▶ _Given task_
Find the lines with the string "болса" and return them.

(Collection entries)
= = =
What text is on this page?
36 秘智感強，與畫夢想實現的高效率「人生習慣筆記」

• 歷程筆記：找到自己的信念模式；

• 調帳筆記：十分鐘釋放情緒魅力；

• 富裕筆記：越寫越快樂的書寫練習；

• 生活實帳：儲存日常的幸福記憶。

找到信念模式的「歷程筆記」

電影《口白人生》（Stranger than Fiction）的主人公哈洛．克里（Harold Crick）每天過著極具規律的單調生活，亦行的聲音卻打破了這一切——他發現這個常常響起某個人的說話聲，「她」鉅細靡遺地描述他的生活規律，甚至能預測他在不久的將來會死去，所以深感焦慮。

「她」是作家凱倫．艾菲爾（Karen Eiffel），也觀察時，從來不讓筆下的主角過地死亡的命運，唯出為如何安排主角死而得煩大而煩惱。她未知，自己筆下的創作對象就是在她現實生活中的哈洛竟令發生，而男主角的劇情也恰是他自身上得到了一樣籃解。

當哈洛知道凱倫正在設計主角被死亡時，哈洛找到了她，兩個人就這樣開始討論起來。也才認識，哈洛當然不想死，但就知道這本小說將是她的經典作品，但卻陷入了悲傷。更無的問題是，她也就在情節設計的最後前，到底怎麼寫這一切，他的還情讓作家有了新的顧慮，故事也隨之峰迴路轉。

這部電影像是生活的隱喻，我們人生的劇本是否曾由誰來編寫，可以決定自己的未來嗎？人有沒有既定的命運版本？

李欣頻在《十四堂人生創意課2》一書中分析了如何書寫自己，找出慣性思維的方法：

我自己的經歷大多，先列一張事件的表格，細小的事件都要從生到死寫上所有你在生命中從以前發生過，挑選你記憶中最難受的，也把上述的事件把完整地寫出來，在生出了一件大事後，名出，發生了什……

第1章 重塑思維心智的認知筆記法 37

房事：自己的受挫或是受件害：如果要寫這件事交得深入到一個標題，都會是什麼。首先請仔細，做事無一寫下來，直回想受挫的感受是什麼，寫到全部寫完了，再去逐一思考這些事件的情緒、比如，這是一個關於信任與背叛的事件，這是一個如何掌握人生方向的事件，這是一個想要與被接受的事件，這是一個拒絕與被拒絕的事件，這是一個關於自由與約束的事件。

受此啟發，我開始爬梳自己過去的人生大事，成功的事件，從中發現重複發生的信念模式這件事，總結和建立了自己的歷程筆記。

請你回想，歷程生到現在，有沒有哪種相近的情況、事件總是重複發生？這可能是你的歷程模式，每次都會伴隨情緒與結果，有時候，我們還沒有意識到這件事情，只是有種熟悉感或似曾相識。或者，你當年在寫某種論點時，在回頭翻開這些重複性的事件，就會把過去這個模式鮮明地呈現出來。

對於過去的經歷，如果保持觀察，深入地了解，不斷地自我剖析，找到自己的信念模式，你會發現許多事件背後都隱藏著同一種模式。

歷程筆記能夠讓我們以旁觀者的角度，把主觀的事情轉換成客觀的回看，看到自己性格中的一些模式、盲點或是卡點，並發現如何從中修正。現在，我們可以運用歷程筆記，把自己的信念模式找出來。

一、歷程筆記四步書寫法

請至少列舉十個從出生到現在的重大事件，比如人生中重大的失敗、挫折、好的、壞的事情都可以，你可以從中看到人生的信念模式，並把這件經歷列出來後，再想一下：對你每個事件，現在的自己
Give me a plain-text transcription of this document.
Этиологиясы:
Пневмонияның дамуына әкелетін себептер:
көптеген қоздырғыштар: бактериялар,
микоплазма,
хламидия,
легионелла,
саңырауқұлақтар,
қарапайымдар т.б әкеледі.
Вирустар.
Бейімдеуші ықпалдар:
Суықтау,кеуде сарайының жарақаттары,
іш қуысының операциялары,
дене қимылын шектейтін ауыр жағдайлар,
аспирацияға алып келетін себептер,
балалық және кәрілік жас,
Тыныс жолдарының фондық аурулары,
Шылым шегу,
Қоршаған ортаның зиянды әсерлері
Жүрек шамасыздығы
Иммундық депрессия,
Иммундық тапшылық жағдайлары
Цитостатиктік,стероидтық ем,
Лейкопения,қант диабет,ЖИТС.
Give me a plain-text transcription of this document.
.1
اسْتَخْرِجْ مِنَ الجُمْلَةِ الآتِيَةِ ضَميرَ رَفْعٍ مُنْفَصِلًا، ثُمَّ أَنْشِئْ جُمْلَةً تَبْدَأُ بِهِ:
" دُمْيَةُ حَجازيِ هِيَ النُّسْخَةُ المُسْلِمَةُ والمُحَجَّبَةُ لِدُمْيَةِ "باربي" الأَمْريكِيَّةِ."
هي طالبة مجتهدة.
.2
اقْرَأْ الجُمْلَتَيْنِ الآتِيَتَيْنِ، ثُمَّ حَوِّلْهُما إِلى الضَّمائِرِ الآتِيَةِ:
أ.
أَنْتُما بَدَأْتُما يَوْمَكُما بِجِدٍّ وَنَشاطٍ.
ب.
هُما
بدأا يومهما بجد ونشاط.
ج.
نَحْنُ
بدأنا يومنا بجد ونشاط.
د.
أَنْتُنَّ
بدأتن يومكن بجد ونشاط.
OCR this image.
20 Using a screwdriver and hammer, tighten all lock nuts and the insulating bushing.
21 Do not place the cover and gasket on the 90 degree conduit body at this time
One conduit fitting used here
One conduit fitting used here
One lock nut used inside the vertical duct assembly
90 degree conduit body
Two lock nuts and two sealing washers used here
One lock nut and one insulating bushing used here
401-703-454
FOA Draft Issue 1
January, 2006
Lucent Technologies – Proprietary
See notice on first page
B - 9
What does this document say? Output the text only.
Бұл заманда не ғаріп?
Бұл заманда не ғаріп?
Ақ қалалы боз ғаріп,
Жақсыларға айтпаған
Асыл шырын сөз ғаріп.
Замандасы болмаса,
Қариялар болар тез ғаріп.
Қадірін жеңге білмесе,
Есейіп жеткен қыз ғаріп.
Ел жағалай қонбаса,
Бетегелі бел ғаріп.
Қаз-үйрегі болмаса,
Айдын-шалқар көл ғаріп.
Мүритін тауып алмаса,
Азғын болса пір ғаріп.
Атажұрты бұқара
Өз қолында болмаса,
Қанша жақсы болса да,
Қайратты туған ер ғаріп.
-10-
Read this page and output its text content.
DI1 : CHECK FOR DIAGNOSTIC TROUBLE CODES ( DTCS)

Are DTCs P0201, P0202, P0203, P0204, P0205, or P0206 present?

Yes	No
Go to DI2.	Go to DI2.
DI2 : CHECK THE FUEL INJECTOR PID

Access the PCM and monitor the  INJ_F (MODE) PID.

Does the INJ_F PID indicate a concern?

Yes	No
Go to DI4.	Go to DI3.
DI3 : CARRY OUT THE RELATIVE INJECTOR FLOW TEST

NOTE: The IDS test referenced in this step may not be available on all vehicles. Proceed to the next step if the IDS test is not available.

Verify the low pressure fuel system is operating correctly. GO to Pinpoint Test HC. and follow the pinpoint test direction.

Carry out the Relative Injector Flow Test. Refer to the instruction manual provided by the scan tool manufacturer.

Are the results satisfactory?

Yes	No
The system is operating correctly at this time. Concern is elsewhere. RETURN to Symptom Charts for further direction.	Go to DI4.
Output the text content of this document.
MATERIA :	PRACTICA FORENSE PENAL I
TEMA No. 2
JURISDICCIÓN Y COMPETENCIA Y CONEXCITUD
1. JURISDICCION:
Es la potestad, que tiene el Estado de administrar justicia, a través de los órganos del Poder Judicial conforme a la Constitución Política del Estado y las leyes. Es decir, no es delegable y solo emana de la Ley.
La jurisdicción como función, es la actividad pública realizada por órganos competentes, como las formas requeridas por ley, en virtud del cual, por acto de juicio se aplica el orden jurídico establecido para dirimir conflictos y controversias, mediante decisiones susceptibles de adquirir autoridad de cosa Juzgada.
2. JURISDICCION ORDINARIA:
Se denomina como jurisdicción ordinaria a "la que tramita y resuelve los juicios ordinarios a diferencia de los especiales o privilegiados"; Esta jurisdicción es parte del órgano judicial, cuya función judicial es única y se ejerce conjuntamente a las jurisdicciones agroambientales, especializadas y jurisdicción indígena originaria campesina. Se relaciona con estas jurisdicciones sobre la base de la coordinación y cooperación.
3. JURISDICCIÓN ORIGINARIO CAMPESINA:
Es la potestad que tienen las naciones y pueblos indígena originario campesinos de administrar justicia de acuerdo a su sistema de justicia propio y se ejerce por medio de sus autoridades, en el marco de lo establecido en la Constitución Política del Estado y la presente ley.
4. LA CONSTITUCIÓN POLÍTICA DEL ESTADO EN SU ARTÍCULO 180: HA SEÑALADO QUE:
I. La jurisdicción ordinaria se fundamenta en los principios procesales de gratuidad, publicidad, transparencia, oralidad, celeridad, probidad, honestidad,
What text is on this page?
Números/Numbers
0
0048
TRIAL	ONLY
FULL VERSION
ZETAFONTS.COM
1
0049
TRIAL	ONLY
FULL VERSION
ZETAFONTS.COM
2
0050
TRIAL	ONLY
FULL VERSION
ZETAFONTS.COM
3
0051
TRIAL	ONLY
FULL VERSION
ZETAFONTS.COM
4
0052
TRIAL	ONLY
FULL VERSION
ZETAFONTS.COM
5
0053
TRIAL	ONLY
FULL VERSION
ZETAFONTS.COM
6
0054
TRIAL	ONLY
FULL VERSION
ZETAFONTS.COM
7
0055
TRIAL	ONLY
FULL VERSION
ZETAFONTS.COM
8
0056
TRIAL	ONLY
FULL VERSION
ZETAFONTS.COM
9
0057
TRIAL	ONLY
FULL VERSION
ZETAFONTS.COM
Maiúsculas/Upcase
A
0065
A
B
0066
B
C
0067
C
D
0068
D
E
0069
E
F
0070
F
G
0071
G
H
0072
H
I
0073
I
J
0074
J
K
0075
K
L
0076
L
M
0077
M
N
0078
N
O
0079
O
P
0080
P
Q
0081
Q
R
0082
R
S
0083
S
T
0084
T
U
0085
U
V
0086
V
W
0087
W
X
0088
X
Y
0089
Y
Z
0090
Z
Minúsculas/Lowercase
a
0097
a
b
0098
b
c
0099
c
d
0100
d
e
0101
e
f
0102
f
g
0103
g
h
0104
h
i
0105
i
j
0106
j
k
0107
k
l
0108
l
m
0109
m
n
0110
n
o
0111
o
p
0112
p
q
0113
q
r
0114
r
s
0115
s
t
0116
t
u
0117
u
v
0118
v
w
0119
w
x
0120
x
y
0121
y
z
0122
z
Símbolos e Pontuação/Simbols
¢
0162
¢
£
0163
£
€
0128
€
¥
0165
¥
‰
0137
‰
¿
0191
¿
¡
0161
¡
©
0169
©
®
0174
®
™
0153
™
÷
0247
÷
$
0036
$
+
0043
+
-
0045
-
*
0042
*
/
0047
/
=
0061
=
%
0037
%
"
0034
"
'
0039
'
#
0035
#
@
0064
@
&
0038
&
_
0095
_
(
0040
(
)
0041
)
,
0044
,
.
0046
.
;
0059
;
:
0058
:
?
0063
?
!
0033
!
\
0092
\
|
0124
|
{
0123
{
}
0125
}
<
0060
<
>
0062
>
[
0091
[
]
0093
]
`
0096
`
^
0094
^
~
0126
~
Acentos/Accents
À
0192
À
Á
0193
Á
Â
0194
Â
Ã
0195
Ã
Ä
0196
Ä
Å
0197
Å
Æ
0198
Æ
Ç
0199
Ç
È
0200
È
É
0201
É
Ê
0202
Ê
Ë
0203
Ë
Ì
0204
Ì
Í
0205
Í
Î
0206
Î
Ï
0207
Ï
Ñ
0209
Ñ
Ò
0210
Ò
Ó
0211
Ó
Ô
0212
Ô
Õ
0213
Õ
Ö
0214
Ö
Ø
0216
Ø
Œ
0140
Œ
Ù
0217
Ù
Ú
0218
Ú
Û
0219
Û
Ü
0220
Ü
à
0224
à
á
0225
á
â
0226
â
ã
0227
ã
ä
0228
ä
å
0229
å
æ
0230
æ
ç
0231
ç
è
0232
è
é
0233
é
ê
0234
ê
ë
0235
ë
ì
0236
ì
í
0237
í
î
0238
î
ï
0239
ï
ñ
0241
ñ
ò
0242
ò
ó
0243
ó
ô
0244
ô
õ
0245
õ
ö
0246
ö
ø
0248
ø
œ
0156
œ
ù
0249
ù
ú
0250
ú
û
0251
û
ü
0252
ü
= = =
▶ _Exercise solution_
Азғын болса пір ғаріп.
Қанша жақсы болса да,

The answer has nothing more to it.